start

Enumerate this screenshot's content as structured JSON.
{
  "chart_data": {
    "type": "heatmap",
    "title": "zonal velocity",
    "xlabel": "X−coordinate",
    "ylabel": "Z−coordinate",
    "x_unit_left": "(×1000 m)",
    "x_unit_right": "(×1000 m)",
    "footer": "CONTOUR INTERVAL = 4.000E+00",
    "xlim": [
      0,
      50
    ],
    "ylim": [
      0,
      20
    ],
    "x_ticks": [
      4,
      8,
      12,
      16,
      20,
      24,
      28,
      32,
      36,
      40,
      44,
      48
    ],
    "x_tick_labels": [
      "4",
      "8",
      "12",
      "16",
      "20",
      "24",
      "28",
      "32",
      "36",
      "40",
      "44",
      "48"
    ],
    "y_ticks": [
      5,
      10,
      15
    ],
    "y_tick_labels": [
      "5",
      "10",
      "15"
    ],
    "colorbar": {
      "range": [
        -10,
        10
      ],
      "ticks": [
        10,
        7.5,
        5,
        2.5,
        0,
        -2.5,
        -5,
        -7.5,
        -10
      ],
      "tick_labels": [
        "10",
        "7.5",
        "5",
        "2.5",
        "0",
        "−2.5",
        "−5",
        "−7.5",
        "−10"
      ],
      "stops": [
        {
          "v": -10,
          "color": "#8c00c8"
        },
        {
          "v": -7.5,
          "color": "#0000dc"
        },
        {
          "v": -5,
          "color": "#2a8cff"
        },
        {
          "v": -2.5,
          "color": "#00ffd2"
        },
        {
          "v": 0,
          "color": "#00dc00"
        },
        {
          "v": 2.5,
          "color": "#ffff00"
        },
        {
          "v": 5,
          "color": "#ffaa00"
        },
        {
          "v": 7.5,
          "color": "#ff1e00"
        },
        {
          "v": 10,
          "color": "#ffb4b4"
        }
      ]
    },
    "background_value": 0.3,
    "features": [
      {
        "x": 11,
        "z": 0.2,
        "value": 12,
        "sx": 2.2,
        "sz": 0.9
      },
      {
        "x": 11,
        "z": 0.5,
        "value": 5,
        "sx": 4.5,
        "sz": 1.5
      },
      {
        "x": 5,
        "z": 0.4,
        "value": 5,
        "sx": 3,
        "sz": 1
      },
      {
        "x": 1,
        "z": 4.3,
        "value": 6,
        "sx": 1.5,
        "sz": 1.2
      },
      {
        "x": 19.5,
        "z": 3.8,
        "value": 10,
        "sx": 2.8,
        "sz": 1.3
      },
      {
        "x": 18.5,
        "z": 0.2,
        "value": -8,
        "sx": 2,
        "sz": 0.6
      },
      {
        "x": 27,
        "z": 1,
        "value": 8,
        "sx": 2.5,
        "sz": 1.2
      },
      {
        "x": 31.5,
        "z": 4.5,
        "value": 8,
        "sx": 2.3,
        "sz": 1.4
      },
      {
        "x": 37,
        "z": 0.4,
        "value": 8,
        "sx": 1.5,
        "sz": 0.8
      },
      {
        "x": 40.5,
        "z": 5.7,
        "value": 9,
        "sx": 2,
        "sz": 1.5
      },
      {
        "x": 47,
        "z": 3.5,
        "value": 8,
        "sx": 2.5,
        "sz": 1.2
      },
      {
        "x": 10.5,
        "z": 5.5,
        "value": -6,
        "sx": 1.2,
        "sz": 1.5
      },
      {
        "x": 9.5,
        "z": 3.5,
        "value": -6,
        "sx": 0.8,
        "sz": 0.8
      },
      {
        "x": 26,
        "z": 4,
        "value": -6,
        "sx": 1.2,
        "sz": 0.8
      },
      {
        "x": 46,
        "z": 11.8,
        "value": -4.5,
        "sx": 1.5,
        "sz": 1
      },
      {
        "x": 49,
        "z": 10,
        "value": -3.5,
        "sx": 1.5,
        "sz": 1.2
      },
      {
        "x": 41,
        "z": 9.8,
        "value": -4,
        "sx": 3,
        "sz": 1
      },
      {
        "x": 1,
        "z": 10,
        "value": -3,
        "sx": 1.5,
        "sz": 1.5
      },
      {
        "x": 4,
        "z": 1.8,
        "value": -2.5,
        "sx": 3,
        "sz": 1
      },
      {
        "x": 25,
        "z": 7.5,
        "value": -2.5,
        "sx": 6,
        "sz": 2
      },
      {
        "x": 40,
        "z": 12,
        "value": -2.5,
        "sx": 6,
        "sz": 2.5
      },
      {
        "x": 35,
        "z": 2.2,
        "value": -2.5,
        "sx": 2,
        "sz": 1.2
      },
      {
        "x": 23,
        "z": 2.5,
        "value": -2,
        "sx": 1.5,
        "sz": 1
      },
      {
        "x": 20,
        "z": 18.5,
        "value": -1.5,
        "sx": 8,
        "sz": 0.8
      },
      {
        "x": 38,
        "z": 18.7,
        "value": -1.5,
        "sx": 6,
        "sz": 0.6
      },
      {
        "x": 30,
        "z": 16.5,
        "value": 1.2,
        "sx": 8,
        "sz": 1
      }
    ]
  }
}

end

▶ [Objective]:
Keep only those lines of the records that hold "coordinate", and return them.

▶ [Completed exercise]:
    "xlabel": "X−coordinate",
    "ylabel": "Z−coordinate",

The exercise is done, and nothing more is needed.